Trecho do texto –
====

STJ julga de quem são honorários em causa com advogado celetista até 1994

STJ julga de quem são honorários em causa com advogado celetista até 1994

Publicado em 17 de março de 2022

A Corte Especial do Superior Tribunal de Justiça começou a definir nesta quarta-feira (16/3) com quem devem ficar os honorários de sucumbência nas causas julgadas antes da entrada em vigor do atual Estatuto da Advocacia, nas quais o advogado vencedor atuou como empregado da parte sob o regime da CLT.

O julgamento foi interrompido por pedido de vista do ministro Luís Felipe Salomão. Até agora, apenas a ministra Nancy Andrighi votou, como relatora.

O caso trata da tentativa da Usiminas de executar honorários advocatícios e das custas judiciais referentes a ação contra a Fazenda, que tramitou enquanto estava em vigor o primeiro Estatuto da OAB (Lei 4.215/1963). A norma foi revogada pelo atual estatuto (Lei 8.906/1994), em 1994.

A Usiminas defende que, pela lei anterior, o advogado só poderia executar honorários sucumbenciais em seu favor se tivesse instrumento específico de ajuste com o seu constituinte que lhe conceda tal prerrogativa. Caso contrário, tais honorários pertenceriam ao cliente.

Por sua vez, instâncias ordinárias e a 1ª Turma do STJ reconheceram a legitimidade dos advogados da causa para executar os honorários.

Essa posição variou ao longo dos anos na jurisprudência do STJ. Em 2011, a Corte Especial definiu que, antes do Estatuto de 1994, a verba pertencia à parte. Já em 2017, declarou que os honorários de sucumbência pertencem aos advogados mesmo antes da vigência do atual estatuto.

Para a ministra Nancy Andrighi, os precedentes anteriores não consideraram a hipótese em que os advogados que atuaram na causa eram contratados pela parte no regime celetista.

====

Tarefas a realizar –
1) Segundo a notícia sobre os honorários de sucumbência, por que razão a Usiminas sustenta que esses honorários pertenceriam ao cliente? Responda em até três frases.
2) Na notícia sobre os honorários de sucumbência, qual lei corresponde ao primeiro Estatuto da OAB?
3) Prossiga a notícia sobre os honorários de sucumbência a partir da última frase apresentada.

====

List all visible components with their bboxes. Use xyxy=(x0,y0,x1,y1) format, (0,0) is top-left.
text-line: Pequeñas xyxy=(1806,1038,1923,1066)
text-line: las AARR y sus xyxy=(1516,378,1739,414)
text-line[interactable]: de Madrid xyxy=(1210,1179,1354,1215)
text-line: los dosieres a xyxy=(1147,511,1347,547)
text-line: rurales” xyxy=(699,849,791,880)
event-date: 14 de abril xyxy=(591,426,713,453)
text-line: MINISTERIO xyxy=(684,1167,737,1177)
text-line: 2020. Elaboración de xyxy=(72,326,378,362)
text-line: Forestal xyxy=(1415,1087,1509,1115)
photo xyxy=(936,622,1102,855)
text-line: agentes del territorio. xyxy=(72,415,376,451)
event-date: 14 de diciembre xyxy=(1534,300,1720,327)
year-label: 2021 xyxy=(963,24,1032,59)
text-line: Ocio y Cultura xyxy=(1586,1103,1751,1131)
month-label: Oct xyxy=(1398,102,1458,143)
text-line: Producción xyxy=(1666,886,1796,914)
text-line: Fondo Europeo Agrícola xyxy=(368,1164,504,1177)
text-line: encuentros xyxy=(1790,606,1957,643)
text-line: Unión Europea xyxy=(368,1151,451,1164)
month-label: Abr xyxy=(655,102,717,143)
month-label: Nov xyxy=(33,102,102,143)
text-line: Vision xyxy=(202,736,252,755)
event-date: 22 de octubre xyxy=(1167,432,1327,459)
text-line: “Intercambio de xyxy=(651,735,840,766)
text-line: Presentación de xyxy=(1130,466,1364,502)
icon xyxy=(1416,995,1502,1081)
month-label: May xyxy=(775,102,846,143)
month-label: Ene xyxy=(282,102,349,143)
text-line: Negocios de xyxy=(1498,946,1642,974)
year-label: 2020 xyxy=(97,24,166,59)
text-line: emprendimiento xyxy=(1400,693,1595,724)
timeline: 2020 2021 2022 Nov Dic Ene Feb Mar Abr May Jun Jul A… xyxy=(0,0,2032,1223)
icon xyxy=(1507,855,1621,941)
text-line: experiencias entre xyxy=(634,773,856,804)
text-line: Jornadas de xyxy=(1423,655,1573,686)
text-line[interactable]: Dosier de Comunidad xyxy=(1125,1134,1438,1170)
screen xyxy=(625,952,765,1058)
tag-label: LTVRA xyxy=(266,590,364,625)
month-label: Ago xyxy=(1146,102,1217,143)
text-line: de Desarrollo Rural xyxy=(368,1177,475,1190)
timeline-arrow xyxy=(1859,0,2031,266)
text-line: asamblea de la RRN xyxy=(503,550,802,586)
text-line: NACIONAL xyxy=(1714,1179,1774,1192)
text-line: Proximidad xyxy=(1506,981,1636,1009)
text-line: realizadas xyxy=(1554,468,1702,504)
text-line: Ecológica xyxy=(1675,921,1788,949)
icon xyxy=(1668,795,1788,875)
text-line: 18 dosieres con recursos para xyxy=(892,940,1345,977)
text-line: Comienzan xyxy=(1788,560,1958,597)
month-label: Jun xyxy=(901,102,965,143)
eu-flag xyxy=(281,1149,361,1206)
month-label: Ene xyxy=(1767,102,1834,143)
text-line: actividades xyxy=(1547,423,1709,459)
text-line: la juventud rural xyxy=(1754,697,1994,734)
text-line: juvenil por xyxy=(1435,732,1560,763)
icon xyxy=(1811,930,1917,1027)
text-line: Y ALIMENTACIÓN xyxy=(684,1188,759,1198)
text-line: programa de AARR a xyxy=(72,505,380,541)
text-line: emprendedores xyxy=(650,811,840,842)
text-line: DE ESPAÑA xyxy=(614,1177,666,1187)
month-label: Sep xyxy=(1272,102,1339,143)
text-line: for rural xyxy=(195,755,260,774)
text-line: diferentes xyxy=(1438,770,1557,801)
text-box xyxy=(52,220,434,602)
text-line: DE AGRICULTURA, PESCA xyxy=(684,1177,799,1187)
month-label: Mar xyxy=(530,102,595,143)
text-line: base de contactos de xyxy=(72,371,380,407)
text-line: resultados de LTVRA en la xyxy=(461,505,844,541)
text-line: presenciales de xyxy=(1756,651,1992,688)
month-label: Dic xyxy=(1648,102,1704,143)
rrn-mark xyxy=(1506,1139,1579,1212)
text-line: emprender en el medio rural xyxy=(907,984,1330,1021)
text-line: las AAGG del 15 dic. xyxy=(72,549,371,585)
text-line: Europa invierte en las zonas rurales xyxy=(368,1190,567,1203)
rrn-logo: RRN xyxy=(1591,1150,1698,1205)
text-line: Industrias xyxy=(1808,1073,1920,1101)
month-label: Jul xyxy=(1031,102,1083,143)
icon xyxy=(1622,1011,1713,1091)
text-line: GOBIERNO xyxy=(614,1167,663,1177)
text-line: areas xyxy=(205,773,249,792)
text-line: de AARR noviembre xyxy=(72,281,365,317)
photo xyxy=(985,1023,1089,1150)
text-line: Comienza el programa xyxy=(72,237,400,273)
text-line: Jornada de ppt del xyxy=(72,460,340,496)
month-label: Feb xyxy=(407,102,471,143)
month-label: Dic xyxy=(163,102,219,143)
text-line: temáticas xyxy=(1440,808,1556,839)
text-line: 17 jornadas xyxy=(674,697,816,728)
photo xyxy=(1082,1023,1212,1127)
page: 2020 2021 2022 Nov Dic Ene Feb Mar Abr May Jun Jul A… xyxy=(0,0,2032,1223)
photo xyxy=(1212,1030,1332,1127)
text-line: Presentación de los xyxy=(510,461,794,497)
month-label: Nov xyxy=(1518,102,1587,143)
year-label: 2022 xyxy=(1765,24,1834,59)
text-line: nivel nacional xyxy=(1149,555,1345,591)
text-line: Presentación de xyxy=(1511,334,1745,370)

====

Respostas por item –
1) A Usiminas sustenta que, pela lei anterior, o advogado só poderia executar honorários sucumbenciais em seu favor se tivesse instrumento específico de ajuste com o seu constituinte que lhe concedesse essa prerrogativa. Na falta desse instrumento, tais honorários pertenceriam ao cliente.

2) A Lei 4.215/1963.

3)
Relatora do recurso, ela defendeu que a ideia de que os honorários advocatícios sempre pertencem ao advogado, mesmo na vigência da Lei 4.215/1963, só se aplica para profissionais autônomos, não se estendendo aos advogados empregados.

“O advogado empregado recebia salário e todos direitos trabalhistas para representar os interesses do empregador. Amparado pelo regime celetista, possuía uma série de direitos, não extensíveis ao advogado autônomo. Dessa forma, há motivos razoáveis para realizar a distinção entre advogados empregados para efeitos de atribuição de honorários”, concluiu ela.

Para a ministra, se a finalidade do direcionamento dos honorários do advogado seria remunerar quem trabalhou na causa, fato é que o advogado empregado já possuía salário combinado e recebido da empregadora Usiminas.

A relatora propôs a tese de que a titularidade dos honorários sucumbenciais sob a égide da Lei 4.215/1963 pertence à parte vencedora quando o advogado atuou como empregado, cabendo a ela a legitimidade ativa para promover a respectiva execução.